Figure collection entries
________________________________________
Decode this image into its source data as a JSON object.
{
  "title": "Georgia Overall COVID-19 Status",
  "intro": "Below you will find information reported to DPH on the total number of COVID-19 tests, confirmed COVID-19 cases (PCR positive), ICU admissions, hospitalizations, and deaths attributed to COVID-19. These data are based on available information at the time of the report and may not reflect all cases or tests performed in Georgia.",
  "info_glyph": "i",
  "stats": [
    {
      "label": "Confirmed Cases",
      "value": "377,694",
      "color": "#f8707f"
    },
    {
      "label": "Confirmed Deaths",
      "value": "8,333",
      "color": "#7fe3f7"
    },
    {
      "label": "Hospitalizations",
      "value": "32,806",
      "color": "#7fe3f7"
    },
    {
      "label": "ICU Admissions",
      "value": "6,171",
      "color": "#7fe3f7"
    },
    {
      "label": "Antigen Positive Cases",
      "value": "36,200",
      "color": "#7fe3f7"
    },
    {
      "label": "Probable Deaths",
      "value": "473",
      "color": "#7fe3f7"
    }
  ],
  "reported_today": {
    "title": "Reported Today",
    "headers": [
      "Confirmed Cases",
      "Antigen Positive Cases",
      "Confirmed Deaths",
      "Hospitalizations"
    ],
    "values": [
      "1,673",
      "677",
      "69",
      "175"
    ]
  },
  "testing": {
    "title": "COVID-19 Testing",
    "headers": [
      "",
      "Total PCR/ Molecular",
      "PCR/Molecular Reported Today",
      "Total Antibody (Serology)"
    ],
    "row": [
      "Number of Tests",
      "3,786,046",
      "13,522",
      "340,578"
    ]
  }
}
________________________________________
_What to produce_
Gather and copy every line of the data in which the string "title" is found.

_Written answer_
  "title": "Georgia Overall COVID-19 Status",
    "title": "Reported Today",
    "title": "COVID-19 Testing",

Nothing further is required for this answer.